__TASK BRIEF__
Reproduce each line exactly. Skip none.

○ ○ ○ ○ ○ ○ ○

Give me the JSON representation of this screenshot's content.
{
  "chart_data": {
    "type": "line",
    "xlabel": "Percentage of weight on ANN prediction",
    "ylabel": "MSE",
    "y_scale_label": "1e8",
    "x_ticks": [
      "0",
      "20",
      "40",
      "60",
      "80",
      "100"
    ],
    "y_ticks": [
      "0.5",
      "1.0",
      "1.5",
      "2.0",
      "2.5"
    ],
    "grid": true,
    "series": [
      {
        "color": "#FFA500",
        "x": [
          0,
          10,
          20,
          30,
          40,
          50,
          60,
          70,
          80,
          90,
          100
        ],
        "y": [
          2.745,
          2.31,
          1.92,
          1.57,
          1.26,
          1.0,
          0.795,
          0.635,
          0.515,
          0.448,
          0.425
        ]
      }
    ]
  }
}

○ ○ ○ ○ ○ ○ ○

__REPLY TO THE TASK__
Give me the JSON representation of this screenshot's content.
{
  "chart_data": {
    "type": "line",
    "xlabel": "Percentage of weight on ANN prediction",
    "ylabel": "MSE",
    "y_scale_label": "1e8",
    "x_ticks": [
      "0",
      "20",
      "40",
      "60",
      "80",
      "100"
    ],
    "y_ticks": [
      "0.5",
      "1.0",
      "1.5",
      "2.0",
      "2.5"
    ],
    "grid": true,
    "series": [
      {
        "color": "#FFA500",
        "x": [
          0,
          10,
          20,
          30,
          40,
          50,
          60,
          70,
          80,
          90,
          100
        ],
        "y": [
          2.745,
          2.31,
          1.92,
          1.57,
          1.26,
          1.0,
          0.795,
          0.635,
          0.515,
          0.448,
          0.425
        ]
      }
    ]
  }
}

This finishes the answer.